Aufgabe:
Gib den Text über das Spiel des HSV gegen die Bayern vollständig und wortgetreu wieder.

Text:

────

Nun kommen sie wieder, die Bayern. Und ich fürchte, es wird für mehrere Jahre das letzte Mal sein, dass sie uns in derselben Spielklasse begegnen. Dass sie unter der Woche im Halbfinale der ChampionsLeague gegen Real Madrid ausschieden, macht die Aufgabe für den HSV gewiss nicht leichter. Zwar ätze Beckenbauer via Boulevard, der HSV spiele gegen eine angeschlagene Mannschaft, aber mal ehrlich: wer nimmt Firlefranz noch wirklich ernst?

────

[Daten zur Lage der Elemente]

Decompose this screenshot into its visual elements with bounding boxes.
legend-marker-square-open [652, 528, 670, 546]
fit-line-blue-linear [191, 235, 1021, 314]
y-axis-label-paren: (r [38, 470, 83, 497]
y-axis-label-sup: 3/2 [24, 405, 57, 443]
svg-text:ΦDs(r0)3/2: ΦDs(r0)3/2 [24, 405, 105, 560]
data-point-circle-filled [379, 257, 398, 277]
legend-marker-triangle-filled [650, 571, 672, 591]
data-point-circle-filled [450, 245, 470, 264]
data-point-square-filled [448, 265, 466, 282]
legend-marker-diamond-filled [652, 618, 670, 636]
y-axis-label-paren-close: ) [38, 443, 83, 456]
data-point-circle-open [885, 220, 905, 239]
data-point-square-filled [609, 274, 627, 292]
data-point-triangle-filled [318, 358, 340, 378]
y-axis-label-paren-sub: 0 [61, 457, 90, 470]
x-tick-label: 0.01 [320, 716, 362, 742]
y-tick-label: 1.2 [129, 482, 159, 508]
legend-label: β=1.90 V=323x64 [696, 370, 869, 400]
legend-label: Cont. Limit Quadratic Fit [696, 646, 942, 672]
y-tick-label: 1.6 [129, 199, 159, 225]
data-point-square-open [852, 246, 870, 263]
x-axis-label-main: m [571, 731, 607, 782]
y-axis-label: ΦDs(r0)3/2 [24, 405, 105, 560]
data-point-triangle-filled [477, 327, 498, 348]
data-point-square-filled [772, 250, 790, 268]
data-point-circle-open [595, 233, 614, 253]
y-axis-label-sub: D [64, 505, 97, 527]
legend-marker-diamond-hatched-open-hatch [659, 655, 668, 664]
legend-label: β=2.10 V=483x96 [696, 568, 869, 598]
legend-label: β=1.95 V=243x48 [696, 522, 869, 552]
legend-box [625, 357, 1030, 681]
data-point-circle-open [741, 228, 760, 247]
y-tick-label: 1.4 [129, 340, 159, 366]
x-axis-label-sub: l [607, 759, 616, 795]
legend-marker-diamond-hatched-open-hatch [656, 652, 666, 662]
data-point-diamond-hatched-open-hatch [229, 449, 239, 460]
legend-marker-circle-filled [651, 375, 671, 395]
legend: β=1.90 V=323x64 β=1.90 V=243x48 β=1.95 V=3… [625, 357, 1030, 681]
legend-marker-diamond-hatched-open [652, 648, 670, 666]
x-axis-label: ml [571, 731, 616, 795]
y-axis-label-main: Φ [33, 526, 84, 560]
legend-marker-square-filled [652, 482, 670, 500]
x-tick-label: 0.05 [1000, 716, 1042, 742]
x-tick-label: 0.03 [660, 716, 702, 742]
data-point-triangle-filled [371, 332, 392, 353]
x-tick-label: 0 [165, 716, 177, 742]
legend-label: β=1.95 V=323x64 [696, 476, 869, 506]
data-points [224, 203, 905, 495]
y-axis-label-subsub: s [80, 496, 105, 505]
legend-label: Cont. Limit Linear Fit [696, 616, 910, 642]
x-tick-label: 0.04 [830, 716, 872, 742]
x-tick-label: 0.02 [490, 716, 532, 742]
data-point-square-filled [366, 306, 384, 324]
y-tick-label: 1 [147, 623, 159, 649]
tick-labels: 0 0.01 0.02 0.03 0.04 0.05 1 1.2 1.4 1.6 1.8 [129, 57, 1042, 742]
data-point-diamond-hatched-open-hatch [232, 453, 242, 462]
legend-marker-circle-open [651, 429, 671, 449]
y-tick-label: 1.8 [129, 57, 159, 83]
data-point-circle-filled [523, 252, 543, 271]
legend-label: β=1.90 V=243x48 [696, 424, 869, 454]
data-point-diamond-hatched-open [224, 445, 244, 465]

────

Ergebnis:
Nun kommen sie wieder, die Bayern. Und ich fürchte, es wird für mehrere Jahre das letzte Mal sein, dass sie uns in derselben Spielklasse begegnen. Dass sie unter der Woche im Halbfinale der ChampionsLeague gegen Real Madrid ausschieden, macht die Aufgabe für den HSV gewiss nicht leichter. Zwar ätze Beckenbauer via Boulevard, der HSV spiele gegen eine angeschlagene Mannschaft, aber mal ehrlich: wer nimmt Firlefranz noch wirklich ernst?